## Start

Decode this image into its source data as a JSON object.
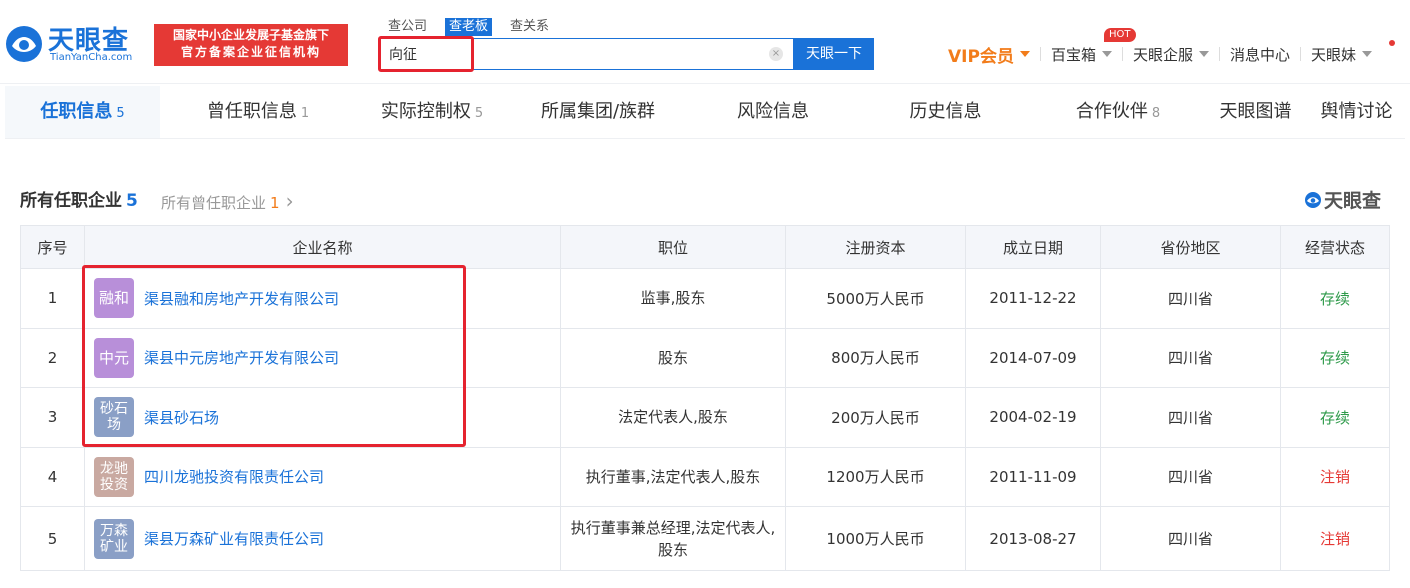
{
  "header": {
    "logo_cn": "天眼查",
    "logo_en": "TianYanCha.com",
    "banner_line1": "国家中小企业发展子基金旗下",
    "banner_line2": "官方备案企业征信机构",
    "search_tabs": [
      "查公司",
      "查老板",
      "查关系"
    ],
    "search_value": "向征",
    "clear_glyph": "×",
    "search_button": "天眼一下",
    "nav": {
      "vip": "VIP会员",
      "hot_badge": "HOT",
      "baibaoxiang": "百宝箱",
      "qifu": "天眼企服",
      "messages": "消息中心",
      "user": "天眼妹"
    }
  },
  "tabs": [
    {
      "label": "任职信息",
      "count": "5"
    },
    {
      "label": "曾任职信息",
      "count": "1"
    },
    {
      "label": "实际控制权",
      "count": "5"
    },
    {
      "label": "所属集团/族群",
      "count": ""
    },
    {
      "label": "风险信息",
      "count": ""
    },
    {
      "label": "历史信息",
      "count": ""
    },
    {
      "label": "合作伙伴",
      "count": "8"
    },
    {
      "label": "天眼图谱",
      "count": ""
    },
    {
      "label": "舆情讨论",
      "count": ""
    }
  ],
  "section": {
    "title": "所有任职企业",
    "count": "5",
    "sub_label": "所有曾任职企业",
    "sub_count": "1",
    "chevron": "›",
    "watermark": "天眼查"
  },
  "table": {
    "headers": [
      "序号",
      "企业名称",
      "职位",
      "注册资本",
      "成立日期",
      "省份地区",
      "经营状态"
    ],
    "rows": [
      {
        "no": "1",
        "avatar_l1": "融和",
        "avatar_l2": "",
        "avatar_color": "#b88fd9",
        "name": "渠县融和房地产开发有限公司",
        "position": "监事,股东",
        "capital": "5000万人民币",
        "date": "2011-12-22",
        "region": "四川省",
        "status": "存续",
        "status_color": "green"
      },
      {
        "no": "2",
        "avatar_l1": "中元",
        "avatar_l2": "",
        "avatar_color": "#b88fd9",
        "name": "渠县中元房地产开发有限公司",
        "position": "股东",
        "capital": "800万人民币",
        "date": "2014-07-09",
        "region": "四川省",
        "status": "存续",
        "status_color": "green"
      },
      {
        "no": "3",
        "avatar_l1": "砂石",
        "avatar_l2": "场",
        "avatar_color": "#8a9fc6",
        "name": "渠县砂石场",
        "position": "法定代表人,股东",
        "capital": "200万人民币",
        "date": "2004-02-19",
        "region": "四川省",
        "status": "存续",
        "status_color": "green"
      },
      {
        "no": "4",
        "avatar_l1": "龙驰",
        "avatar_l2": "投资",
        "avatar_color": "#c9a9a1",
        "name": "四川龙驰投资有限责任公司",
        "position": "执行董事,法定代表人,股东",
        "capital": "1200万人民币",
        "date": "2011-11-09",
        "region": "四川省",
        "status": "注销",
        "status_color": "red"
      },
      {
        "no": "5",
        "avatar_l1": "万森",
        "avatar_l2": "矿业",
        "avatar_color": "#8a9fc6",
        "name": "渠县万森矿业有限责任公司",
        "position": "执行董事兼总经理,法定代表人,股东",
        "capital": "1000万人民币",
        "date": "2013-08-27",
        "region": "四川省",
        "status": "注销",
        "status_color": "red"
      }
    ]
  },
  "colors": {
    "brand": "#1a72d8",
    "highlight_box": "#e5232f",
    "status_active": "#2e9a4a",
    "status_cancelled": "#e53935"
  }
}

## End
## Start

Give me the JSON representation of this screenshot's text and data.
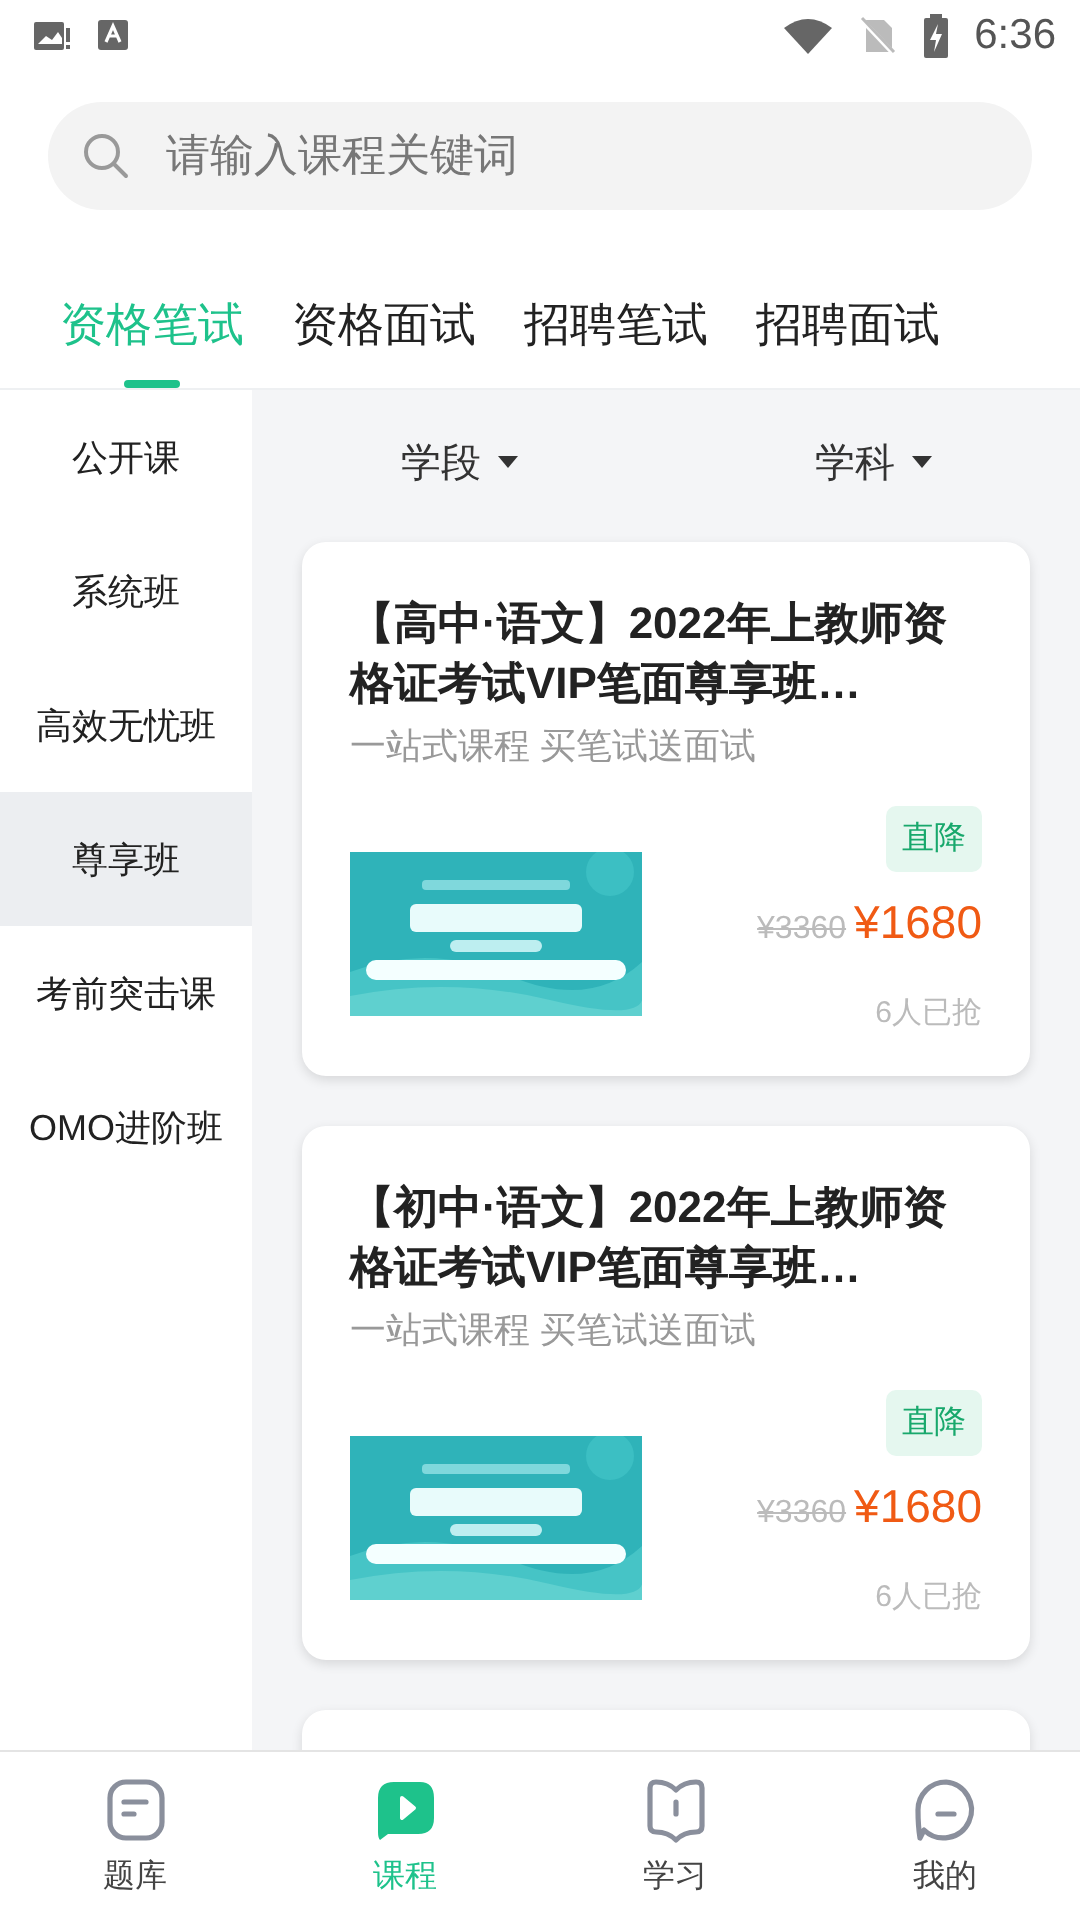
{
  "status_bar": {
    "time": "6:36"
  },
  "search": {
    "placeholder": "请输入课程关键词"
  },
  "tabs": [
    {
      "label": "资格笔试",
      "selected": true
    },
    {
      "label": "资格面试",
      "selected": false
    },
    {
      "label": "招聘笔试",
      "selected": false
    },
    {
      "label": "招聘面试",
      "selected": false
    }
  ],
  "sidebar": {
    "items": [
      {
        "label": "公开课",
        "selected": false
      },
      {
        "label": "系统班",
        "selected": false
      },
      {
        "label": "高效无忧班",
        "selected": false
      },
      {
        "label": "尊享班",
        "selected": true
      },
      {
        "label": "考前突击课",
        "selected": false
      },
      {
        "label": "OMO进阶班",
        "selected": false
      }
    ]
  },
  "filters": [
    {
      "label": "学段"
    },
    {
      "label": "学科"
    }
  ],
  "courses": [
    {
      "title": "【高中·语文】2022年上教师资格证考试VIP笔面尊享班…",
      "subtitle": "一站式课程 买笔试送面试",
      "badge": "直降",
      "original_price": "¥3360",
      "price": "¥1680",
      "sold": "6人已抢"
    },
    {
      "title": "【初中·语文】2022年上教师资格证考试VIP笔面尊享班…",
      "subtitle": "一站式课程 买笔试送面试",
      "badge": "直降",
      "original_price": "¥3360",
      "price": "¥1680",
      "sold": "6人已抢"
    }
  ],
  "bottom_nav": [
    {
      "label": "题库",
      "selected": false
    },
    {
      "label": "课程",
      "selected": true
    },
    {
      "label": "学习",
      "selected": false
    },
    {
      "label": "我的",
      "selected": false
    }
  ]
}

## End

• [The problem] Copy out all lines from the material above that contain the string "data".

• [Output of the task]
Decode this image into its source data as a JSON object.
Give me the JSON representation of this screenshot's text and data.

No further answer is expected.